Stated problem: Your task is to copy the listing exactly, with the pictures left out.

Supplied records:
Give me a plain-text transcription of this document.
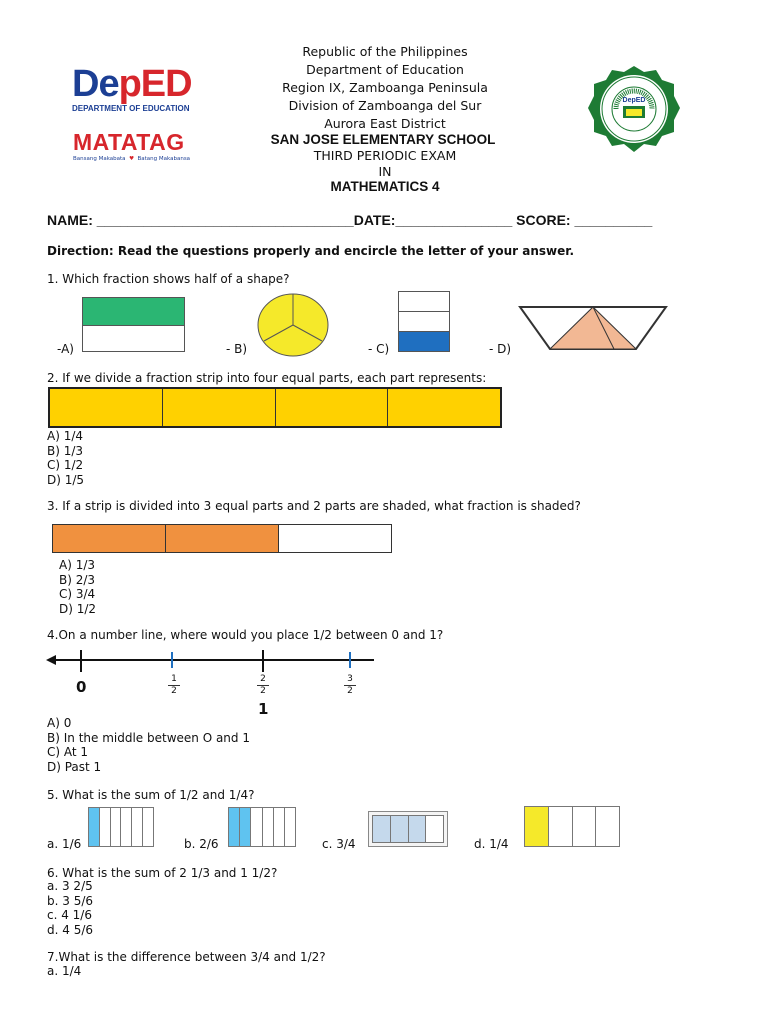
DepED
DEPARTMENT OF EDUCATION
MATATAG
Bansang Makabata  ♥  Batang Makabansa
DepED
Republic of the Philippines
Department of Education
Region IX, Zamboanga Peninsula
Division of Zamboanga del Sur
Aurora East District
SAN JOSE ELEMENTARY SCHOOL
THIRD PERIODIC EXAM
IN
MATHEMATICS 4
NAME: _________________________________DATE:_______________ SCORE: __________
Direction: Read the questions properly and encircle the letter of your answer.
1. Which fraction shows half of a shape?
-A)	- B)	- C)	- D)
2. If we divide a fraction strip into four equal parts, each part represents:
A) 1/4
B) 1/3
C) 1/2
D) 1/5
3. If a strip is divided into 3 equal parts and 2 parts are shaded, what fraction is shaded?
A) 1/3
B) 2/3
C) 3/4
D) 1/2
4.On a number line, where would you place 1/2 between 0 and 1?
0	1
2
2
2
1
3
2
A) 0
B) In the middle between O and 1
C) At 1
D) Past 1
5. What is the sum of 1/2 and 1/4?
a. 1/6	b. 2/6	c. 3/4	d. 1/4
6. What is the sum of 2 1/3 and 1 1/2?
a. 3 2/5
b. 3 5/6
c. 4 1/6
d. 4 5/6
7.What is the difference between 3/4 and 1/2?
a. 1/4
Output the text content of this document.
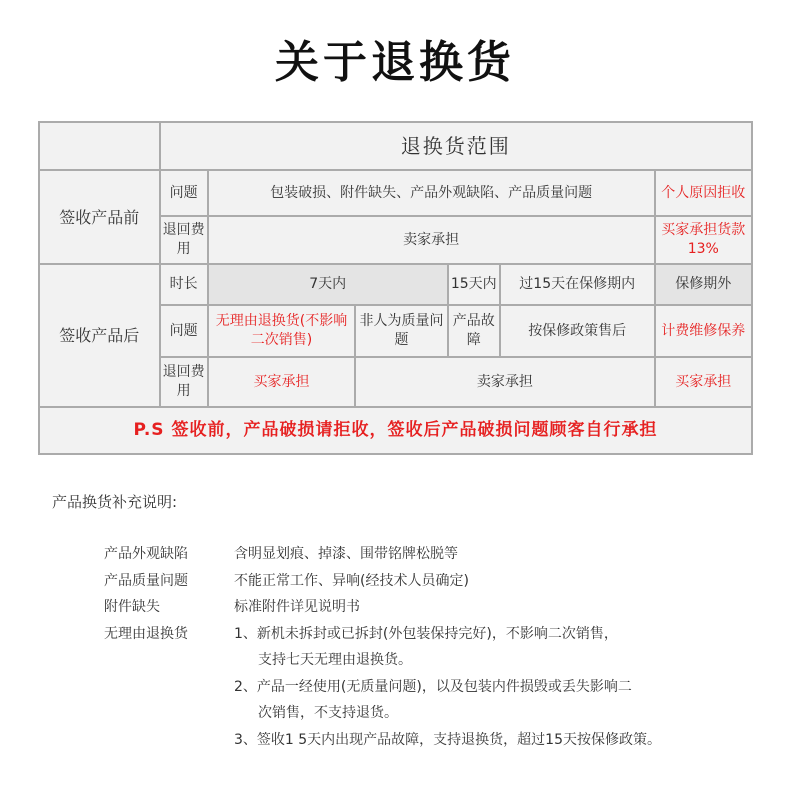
关于退换货
	退换货范围					
签收产品前	问题	包装破损、附件缺失、产品外观缺陷、产品质量问题				个人原因拒收
	退回费用	卖家承担				买家承担货款13%
签收产品后	时长	7天内		15天内	过15天在保修期内	保修期外
	问题	无理由退换货(不影响二次销售)	非人为质量问题	产品故障	按保修政策售后	计费维修保养
	退回费用	买家承担	卖家承担			买家承担
P.S 签收前，产品破损请拒收，签收后产品破损问题顾客自行承担						
产品换货补充说明:
产品外观缺陷	含明显划痕、掉漆、围带铭牌松脱等
产品质量问题	不能正常工作、异响(经技术人员确定)
附件缺失	标准附件详见说明书
无理由退换货	1、新机未拆封或已拆封(外包装保持完好)，不影响二次销售，
支持七天无理由退换货。
2、产品一经使用(无质量问题)，以及包装内件损毁或丢失影响二
次销售，不支持退货。
3、签收1 5天内出现产品故障，支持退换货，超过15天按保修政策。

Exercise solution:
Give me a plain-text transcription of this document.
DepED
DEPARTMENT OF EDUCATION
MATATAG
Bansang Makabata  ♥  Batang Makabansa
DepED
Republic of the Philippines
Department of Education
Region IX, Zamboanga Peninsula
Division of Zamboanga del Sur
Aurora East District
SAN JOSE ELEMENTARY SCHOOL
THIRD PERIODIC EXAM
IN
MATHEMATICS 4
NAME: _________________________________DATE:_______________ SCORE: __________
Direction: Read the questions properly and encircle the letter of your answer.
1. Which fraction shows half of a shape?
-A)	- B)	- C)	- D)
2. If we divide a fraction strip into four equal parts, each part represents:
A) 1/4
B) 1/3
C) 1/2
D) 1/5
3. If a strip is divided into 3 equal parts and 2 parts are shaded, what fraction is shaded?
A) 1/3
B) 2/3
C) 3/4
D) 1/2
4.On a number line, where would you place 1/2 between 0 and 1?
0	1
2
2
2
1
3
2
A) 0
B) In the middle between O and 1
C) At 1
D) Past 1
5. What is the sum of 1/2 and 1/4?
a. 1/6	b. 2/6	c. 3/4	d. 1/4
6. What is the sum of 2 1/3 and 1 1/2?
a. 3 2/5
b. 3 5/6
c. 4 1/6
d. 4 5/6
7.What is the difference between 3/4 and 1/2?
a. 1/4
Output the text content of this document.
关于退换货
	退换货范围					
签收产品前	问题	包装破损、附件缺失、产品外观缺陷、产品质量问题				个人原因拒收
	退回费用	卖家承担				买家承担货款13%
签收产品后	时长	7天内		15天内	过15天在保修期内	保修期外
	问题	无理由退换货(不影响二次销售)	非人为质量问题	产品故障	按保修政策售后	计费维修保养
	退回费用	买家承担	卖家承担			买家承担
P.S 签收前，产品破损请拒收，签收后产品破损问题顾客自行承担						
产品换货补充说明:
产品外观缺陷	含明显划痕、掉漆、围带铭牌松脱等
产品质量问题	不能正常工作、异响(经技术人员确定)
附件缺失	标准附件详见说明书
无理由退换货	1、新机未拆封或已拆封(外包装保持完好)，不影响二次销售，
支持七天无理由退换货。
2、产品一经使用(无质量问题)，以及包装内件损毁或丢失影响二
次销售，不支持退货。
3、签收1 5天内出现产品故障，支持退换货，超过15天按保修政策。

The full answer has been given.